### Exercise requirements
**a.** List every person named in the article on the Library of Congress religion exhibit.
**b.** Continue the article on the Library of Congress religion exhibit from its final sentence.

### Provided passage
%%

Religion Exhibit Raises Holy Fuss: Separation Wall's Chink Defended

Article excerpt

Librarian of Congress James Billington has defended the neutrality of an exhibit on early American religion that interest groups say is having a partisan impact on public opinion.

Mr. Billington is telling critics that the exhibit's curator, James Hutson, had given a fair interpretation and not library dogma when he said Thomas Jefferson was motivated by politics to declare that a "wall of separation" stood between church and state.

"I do not believe that either Dr. Hutson or other library staff have been presenting or would present interpretations as `settled fact,' " he wrote to historian Robert Alley of the University of Virginia and a critic of the exhibit.

"The Library of Congress is not, nor has it ever aspired to be, the equivalent of a High Court of American scholarship, promulgating definitive judgments on controversial matters," he wrote in a letter dated Aug. 19.

%%

### Data provided
%%

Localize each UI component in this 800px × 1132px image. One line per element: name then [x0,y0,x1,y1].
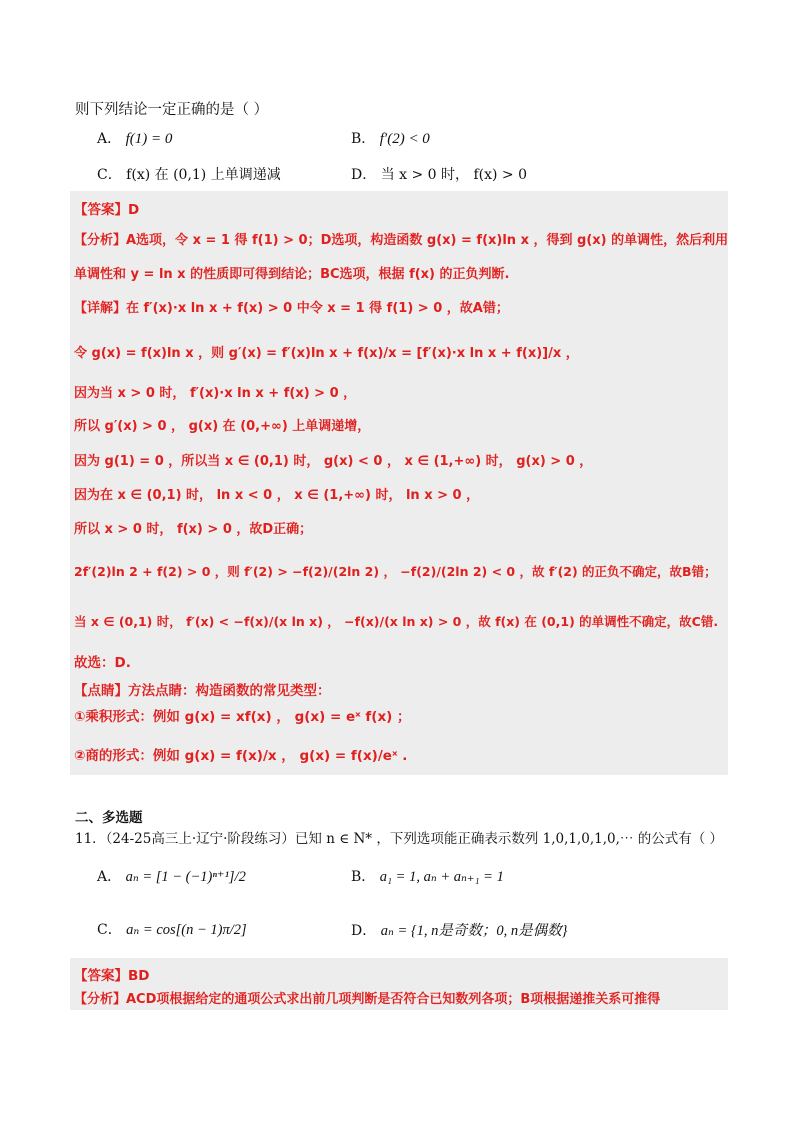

%%

### Task results
**a.** James Billington, James Hutson, Thomas Jefferson, Robert Alley

**b.**
While Mr. Alley and 23 other professors rebuked Mr. Hutson's scholarship on Jefferson, the protest also targets religious conservatives who are publicizing that Jefferson's "wall of separation" is no obstacle to religion in civic life.

The debate over Jefferson may be drawn out for another two years. The collection of historical items goes on the road in February for showings around the country until early 2001.

The exhibit, "Religion and the Founding of the American Republic," ends in Washington on Saturday.

Library spokeswoman Helen Dalrymple said 25,000 visitors have toured the display. "Most of the exhibit will travel," she said of the nearly 200 texts, documents and prints covering 1620 to 1830.

When the exhibit opened June 4, Mr. Hutson wrote a separate paper arguing that Jefferson penned his famous "wall of separation" letter to the Danbury Baptists in Connecticut as a calculated political move to please supporters and silence critics.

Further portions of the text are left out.